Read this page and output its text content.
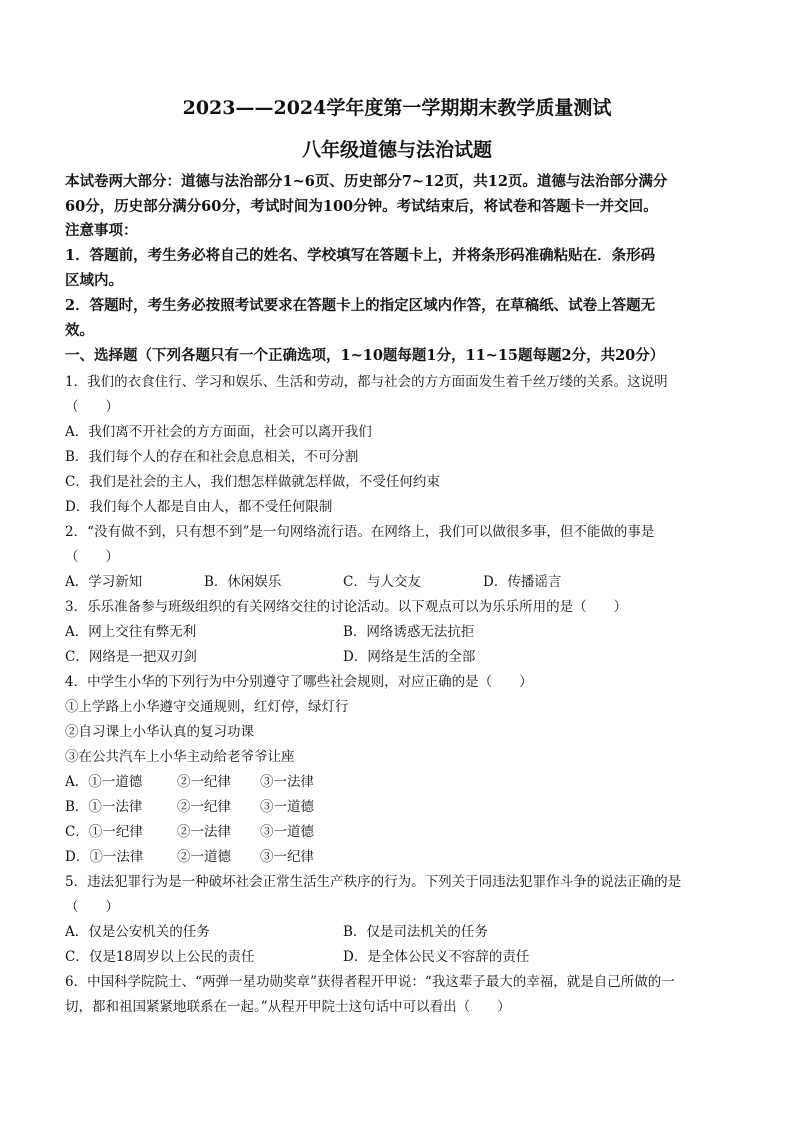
2023——2024学年度第一学期期末教学质量测试
八年级道德与法治试题
本试卷两大部分：道德与法治部分1~6页、历史部分7~12页，共12页。道德与法治部分满分
60分，历史部分满分60分，考试时间为100分钟。考试结束后，将试卷和答题卡一并交回。
注意事项：
1．答题前，考生务必将自己的姓名、学校填写在答题卡上，并将条形码准确粘贴在．条形码
区域内。
2．答题时，考生务必按照考试要求在答题卡上的指定区域内作答，在草稿纸、试卷上答题无
效。
一、选择题（下列各题只有一个正确选项，1~10题每题1分，11~15题每题2分，共20分）
1．我们的衣食住行、学习和娱乐、生活和劳动，都与社会的方方面面发生着千丝万缕的关系。这说明
（　　）
A．我们离不开社会的方方面面，社会可以离开我们
B．我们每个人的存在和社会息息相关，不可分割
C．我们是社会的主人，我们想怎样做就怎样做，不受任何约束
D．我们每个人都是自由人，都不受任何限制
2．“没有做不到，只有想不到”是一句网络流行语。在网络上，我们可以做很多事，但不能做的事是
（　　）
A．学习新知	B．休闲娱乐	C．与人交友	D．传播谣言
3．乐乐准备参与班级组织的有关网络交往的讨论活动。以下观点可以为乐乐所用的是（　　）
A．网上交往有弊无利	B．网络诱惑无法抗拒
C．网络是一把双刃剑	D．网络是生活的全部
4．中学生小华的下列行为中分别遵守了哪些社会规则，对应正确的是（　　）
①上学路上小华遵守交通规则，红灯停，绿灯行
②自习课上小华认真的复习功课
③在公共汽车上小华主动给老爷爷让座
A．①一道德	②一纪律 ③一法律
B．①一法律	②一纪律 ③一道德
C．①一纪律	②一法律 ③一道德
D．①一法律 ②一道德 ③一纪律
5．违法犯罪行为是一种破坏社会正常生活生产秩序的行为。下列关于同违法犯罪作斗争的说法正确的是
（　　）
A．仅是公安机关的任务	B．仅是司法机关的任务
C．仅是18周岁以上公民的责任	D．是全体公民义不容辞的责任
6．中国科学院院士、“两弹一星功勋奖章”获得者程开甲说：“我这辈子最大的幸福，就是自己所做的一
切，都和祖国紧紧地联系在一起。”从程开甲院士这句话中可以看出（　　）
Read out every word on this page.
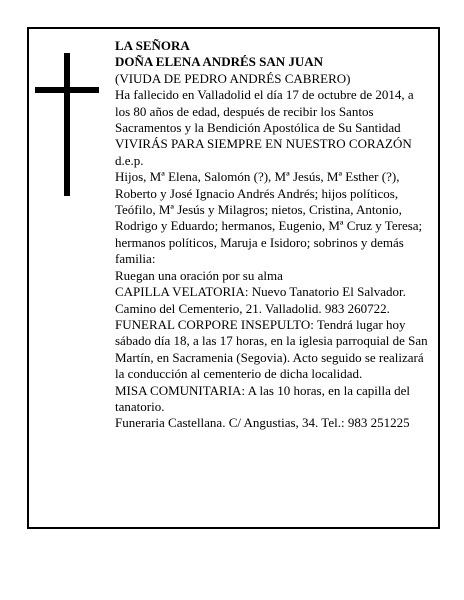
LA SEÑORA

DOÑA ELENA ANDRÉS SAN JUAN

(VIUDA DE PEDRO ANDRÉS CABRERO)

Ha fallecido en Valladolid el día 17 de octubre de 2014, a los 80 años de edad, después de recibir los Santos Sacramentos y la Bendición Apostólica de Su Santidad

VIVIRÁS PARA SIEMPRE EN NUESTRO CORAZÓN

d.e.p.

Hijos, Mª Elena, Salomón (?), Mª Jesús, Mª Esther (?), Roberto y José Ignacio Andrés Andrés; hijos políticos, Teófilo, Mª Jesús y Milagros; nietos, Cristina, Antonio, Rodrigo y Eduardo; hermanos, Eugenio, Mª Cruz y Teresa; hermanos políticos, Maruja e Isidoro; sobrinos y demás familia:

Ruegan una oración por su alma

CAPILLA VELATORIA: Nuevo Tanatorio El Salvador. Camino del Cementerio, 21. Valladolid. 983 260722.

FUNERAL CORPORE INSEPULTO: Tendrá lugar hoy sábado día 18, a las 17 horas, en la iglesia parroquial de San Martín, en Sacramenia (Segovia). Acto seguido se realizará la conducción al cementerio de dicha localidad.

MISA COMUNITARIA: A las 10 horas, en la capilla del tanatorio.

Funeraria Castellana. C/ Angustias, 34. Tel.: 983 251225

═══

JOB
Give back word for word the lines from the one containing "Read out every word on this page." through the final line of the data above. Pictures are to be left out.

SOLUTION
Read out every word on this page.
LA SEÑORA

DOÑA ELENA ANDRÉS SAN JUAN

(VIUDA DE PEDRO ANDRÉS CABRERO)

Ha fallecido en Valladolid el día 17 de octubre de 2014, a los 80 años de edad, después de recibir los Santos Sacramentos y la Bendición Apostólica de Su Santidad

VIVIRÁS PARA SIEMPRE EN NUESTRO CORAZÓN

d.e.p.

Hijos, Mª Elena, Salomón (?), Mª Jesús, Mª Esther (?), Roberto y José Ignacio Andrés Andrés; hijos políticos, Teófilo, Mª Jesús y Milagros; nietos, Cristina, Antonio, Rodrigo y Eduardo; hermanos, Eugenio, Mª Cruz y Teresa; hermanos políticos, Maruja e Isidoro; sobrinos y demás familia:

Ruegan una oración por su alma

CAPILLA VELATORIA: Nuevo Tanatorio El Salvador. Camino del Cementerio, 21. Valladolid. 983 260722.

FUNERAL CORPORE INSEPULTO: Tendrá lugar hoy sábado día 18, a las 17 horas, en la iglesia parroquial de San Martín, en Sacramenia (Segovia). Acto seguido se realizará la conducción al cementerio de dicha localidad.

MISA COMUNITARIA: A las 10 horas, en la capilla del tanatorio.

Funeraria Castellana. C/ Angustias, 34. Tel.: 983 251225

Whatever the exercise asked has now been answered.